#### PROVIDED ENTRIES

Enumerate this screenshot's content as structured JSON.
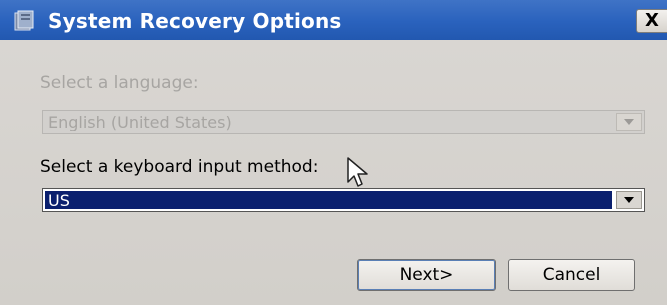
{
  "window": {
    "title": "System Recovery Options",
    "close_glyph": "X"
  },
  "language": {
    "label": "Select a language:",
    "value": "English (United States)",
    "enabled": false
  },
  "keyboard": {
    "label": "Select a keyboard input method:",
    "value": "US",
    "enabled": true
  },
  "buttons": {
    "next_label": "Next>",
    "cancel_label": "Cancel"
  },
  "colors": {
    "titlebar": "#2a62bd",
    "selection": "#0a1f6e",
    "disabled_text": "#a7a5a2",
    "dialog_bg": "#d4d0c8"
  }
}
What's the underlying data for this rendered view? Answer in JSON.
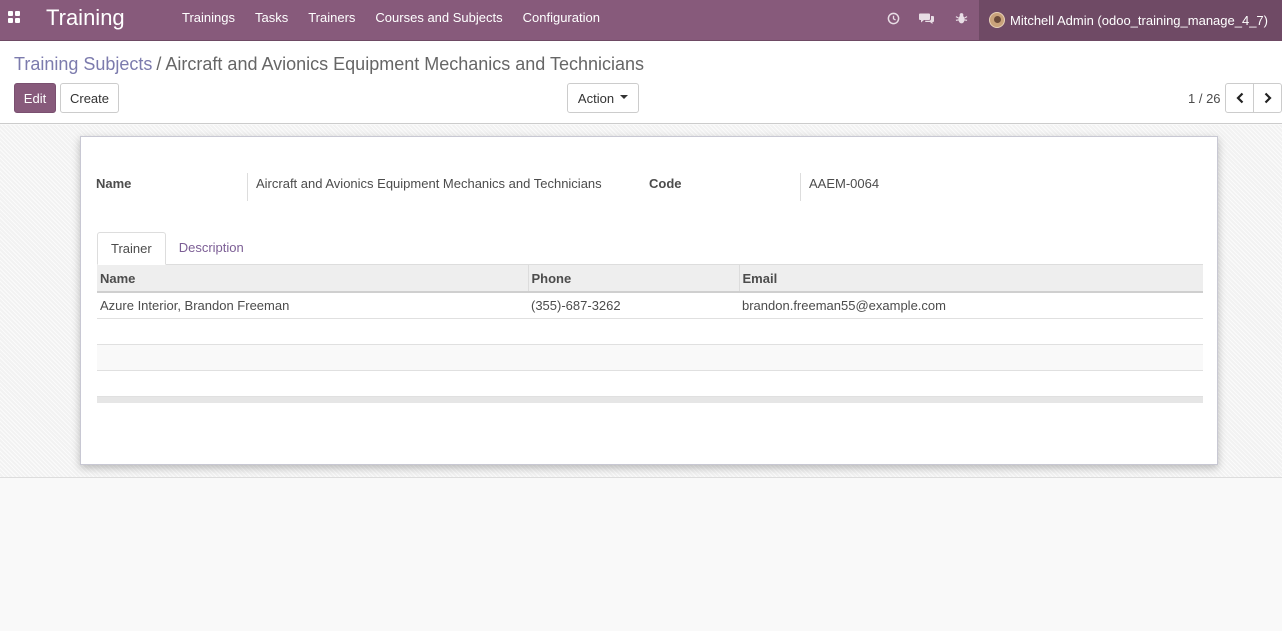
{
  "navbar": {
    "brand": "Training",
    "menu": [
      "Trainings",
      "Tasks",
      "Trainers",
      "Courses and Subjects",
      "Configuration"
    ],
    "systray_icons": [
      "clock-icon",
      "chat-icon",
      "bug-icon"
    ],
    "user": "Mitchell Admin (odoo_training_manage_4_7)"
  },
  "breadcrumb": {
    "parent": "Training Subjects",
    "separator": "/",
    "current": "Aircraft and Avionics Equipment Mechanics and Technicians"
  },
  "buttons": {
    "edit": "Edit",
    "create": "Create",
    "action": "Action"
  },
  "pager": {
    "value": "1 / 26"
  },
  "form": {
    "name_label": "Name",
    "name_value": "Aircraft and Avionics Equipment Mechanics and Technicians",
    "code_label": "Code",
    "code_value": "AAEM-0064"
  },
  "tabs": [
    "Trainer",
    "Description"
  ],
  "trainer_table": {
    "columns": [
      "Name",
      "Phone",
      "Email"
    ],
    "rows": [
      {
        "name": "Azure Interior, Brandon Freeman",
        "phone": "(355)-687-3262",
        "email": "brandon.freeman55@example.com"
      }
    ]
  },
  "colors": {
    "brand": "#875a7b",
    "user_menu": "#6f4a65",
    "link": "#7c7bad"
  }
}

########

### WHAT THE TASK REQUIRES:
Repeat the material above word for word, please, apart from its images.

### EXERCISE OUTPUT:
Enumerate this screenshot's content as structured JSON.
{
  "window": {
    "title": "System Recovery Options",
    "close_glyph": "X"
  },
  "language": {
    "label": "Select a language:",
    "value": "English (United States)",
    "enabled": false
  },
  "keyboard": {
    "label": "Select a keyboard input method:",
    "value": "US",
    "enabled": true
  },
  "buttons": {
    "next_label": "Next>",
    "cancel_label": "Cancel"
  },
  "colors": {
    "titlebar": "#2a62bd",
    "selection": "#0a1f6e",
    "disabled_text": "#a7a5a2",
    "dialog_bg": "#d4d0c8"
  }
}
What's the underlying data for this rendered view? Answer in JSON.
{
  "navbar": {
    "brand": "Training",
    "menu": [
      "Trainings",
      "Tasks",
      "Trainers",
      "Courses and Subjects",
      "Configuration"
    ],
    "systray_icons": [
      "clock-icon",
      "chat-icon",
      "bug-icon"
    ],
    "user": "Mitchell Admin (odoo_training_manage_4_7)"
  },
  "breadcrumb": {
    "parent": "Training Subjects",
    "separator": "/",
    "current": "Aircraft and Avionics Equipment Mechanics and Technicians"
  },
  "buttons": {
    "edit": "Edit",
    "create": "Create",
    "action": "Action"
  },
  "pager": {
    "value": "1 / 26"
  },
  "form": {
    "name_label": "Name",
    "name_value": "Aircraft and Avionics Equipment Mechanics and Technicians",
    "code_label": "Code",
    "code_value": "AAEM-0064"
  },
  "tabs": [
    "Trainer",
    "Description"
  ],
  "trainer_table": {
    "columns": [
      "Name",
      "Phone",
      "Email"
    ],
    "rows": [
      {
        "name": "Azure Interior, Brandon Freeman",
        "phone": "(355)-687-3262",
        "email": "brandon.freeman55@example.com"
      }
    ]
  },
  "colors": {
    "brand": "#875a7b",
    "user_menu": "#6f4a65",
    "link": "#7c7bad"
  }
}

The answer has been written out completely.